Problem to work on
Pull every line containing "text" out of the material below.

Dataset records
╔══
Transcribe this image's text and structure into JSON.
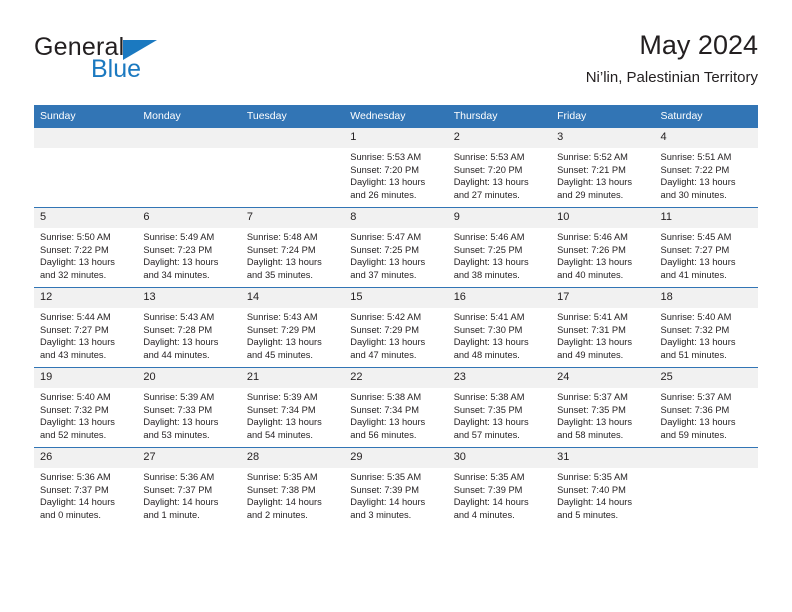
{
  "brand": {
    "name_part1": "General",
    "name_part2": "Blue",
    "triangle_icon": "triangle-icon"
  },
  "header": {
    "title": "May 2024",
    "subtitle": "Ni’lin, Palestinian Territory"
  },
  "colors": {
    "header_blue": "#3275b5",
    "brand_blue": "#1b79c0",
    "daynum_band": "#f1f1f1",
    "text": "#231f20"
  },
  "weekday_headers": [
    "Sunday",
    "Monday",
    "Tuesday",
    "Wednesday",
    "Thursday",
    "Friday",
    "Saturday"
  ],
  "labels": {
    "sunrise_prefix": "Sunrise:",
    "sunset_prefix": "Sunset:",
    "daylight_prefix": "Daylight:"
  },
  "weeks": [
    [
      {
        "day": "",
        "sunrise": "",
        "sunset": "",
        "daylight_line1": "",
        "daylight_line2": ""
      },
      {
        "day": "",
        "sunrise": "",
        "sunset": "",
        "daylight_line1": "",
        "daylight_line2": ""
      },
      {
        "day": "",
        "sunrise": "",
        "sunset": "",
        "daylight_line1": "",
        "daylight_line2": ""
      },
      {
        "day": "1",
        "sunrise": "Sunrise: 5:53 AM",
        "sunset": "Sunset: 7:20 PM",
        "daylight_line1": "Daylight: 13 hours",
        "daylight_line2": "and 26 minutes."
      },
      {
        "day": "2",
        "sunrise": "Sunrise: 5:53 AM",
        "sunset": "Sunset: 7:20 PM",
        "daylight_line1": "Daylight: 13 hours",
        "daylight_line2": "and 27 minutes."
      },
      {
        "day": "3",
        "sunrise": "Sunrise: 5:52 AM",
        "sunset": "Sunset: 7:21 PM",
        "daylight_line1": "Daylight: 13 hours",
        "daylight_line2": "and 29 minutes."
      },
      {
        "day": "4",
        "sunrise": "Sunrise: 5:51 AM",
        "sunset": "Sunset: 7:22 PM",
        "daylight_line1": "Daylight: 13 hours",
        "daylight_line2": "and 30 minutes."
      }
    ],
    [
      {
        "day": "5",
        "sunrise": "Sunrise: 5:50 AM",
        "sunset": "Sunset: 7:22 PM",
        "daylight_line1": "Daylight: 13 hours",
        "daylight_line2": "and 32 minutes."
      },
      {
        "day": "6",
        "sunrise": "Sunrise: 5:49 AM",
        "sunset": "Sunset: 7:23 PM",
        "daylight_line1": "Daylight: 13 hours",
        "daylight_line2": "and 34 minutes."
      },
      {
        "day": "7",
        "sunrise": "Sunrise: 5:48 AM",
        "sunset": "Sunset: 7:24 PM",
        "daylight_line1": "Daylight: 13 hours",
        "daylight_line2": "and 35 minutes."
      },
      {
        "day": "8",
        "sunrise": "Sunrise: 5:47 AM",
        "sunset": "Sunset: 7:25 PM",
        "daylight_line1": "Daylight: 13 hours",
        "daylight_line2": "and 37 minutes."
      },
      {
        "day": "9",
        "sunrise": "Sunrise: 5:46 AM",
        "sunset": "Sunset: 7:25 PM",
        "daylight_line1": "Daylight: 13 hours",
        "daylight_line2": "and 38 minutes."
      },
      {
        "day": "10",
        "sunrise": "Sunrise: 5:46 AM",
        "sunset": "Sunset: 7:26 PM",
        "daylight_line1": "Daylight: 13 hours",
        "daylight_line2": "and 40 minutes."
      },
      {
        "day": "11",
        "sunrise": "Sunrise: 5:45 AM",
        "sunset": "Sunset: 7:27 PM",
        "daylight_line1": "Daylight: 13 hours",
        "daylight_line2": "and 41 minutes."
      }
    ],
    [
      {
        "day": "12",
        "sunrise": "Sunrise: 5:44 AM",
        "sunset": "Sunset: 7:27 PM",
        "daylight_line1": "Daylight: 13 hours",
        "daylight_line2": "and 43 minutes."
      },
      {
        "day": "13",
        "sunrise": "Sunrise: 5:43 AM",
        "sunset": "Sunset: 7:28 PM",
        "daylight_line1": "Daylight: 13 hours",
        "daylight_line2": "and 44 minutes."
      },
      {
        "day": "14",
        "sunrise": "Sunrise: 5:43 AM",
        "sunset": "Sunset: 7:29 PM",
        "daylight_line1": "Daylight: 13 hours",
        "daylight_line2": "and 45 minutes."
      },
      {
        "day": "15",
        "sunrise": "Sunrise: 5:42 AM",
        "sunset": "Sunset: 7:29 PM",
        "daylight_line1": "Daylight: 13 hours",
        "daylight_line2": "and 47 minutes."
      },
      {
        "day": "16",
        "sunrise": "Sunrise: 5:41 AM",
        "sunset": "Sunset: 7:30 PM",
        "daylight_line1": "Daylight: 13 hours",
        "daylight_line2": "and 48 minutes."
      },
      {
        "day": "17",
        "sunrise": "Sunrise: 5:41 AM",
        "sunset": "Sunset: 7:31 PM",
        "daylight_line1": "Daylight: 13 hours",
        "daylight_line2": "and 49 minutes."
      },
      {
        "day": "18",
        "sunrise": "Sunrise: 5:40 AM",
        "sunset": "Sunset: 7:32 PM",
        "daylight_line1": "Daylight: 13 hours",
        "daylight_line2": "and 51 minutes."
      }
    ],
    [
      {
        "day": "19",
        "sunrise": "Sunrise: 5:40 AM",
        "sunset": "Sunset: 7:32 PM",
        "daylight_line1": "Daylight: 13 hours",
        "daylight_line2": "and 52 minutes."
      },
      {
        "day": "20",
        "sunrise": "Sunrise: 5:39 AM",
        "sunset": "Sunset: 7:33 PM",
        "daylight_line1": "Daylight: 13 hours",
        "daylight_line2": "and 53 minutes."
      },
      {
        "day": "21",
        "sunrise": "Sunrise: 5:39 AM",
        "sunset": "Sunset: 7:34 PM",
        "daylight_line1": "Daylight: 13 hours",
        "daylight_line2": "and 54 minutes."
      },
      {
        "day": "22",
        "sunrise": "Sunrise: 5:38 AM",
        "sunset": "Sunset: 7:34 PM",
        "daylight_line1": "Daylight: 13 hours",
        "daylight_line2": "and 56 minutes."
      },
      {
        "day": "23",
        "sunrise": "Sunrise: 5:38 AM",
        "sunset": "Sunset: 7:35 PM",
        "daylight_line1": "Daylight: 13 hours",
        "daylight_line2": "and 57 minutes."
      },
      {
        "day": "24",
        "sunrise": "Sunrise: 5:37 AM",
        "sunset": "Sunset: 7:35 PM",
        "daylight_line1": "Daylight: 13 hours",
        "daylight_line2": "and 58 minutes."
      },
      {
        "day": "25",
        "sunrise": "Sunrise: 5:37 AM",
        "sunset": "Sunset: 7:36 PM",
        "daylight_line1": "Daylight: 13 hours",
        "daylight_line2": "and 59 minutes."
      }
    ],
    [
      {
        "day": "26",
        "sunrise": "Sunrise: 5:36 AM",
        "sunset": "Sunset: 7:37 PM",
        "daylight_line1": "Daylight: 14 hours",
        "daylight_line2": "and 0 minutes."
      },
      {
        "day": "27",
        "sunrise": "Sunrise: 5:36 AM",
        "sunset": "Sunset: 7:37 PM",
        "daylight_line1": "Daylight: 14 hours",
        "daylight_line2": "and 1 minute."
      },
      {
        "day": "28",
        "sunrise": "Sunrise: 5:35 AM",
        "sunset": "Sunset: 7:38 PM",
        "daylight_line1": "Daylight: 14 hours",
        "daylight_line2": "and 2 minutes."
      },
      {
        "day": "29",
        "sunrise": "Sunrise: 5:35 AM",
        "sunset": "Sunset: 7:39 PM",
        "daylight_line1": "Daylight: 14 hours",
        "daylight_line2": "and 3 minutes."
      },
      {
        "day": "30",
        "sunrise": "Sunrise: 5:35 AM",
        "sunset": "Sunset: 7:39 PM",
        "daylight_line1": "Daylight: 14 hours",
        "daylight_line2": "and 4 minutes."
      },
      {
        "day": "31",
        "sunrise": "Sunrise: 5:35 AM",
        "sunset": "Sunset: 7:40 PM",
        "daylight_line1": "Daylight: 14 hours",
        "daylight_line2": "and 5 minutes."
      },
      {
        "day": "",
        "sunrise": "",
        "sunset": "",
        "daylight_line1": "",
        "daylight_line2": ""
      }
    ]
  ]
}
╚══
Result of this task
Transcribe this image's text and structure into JSON.
    "text": "#231f20"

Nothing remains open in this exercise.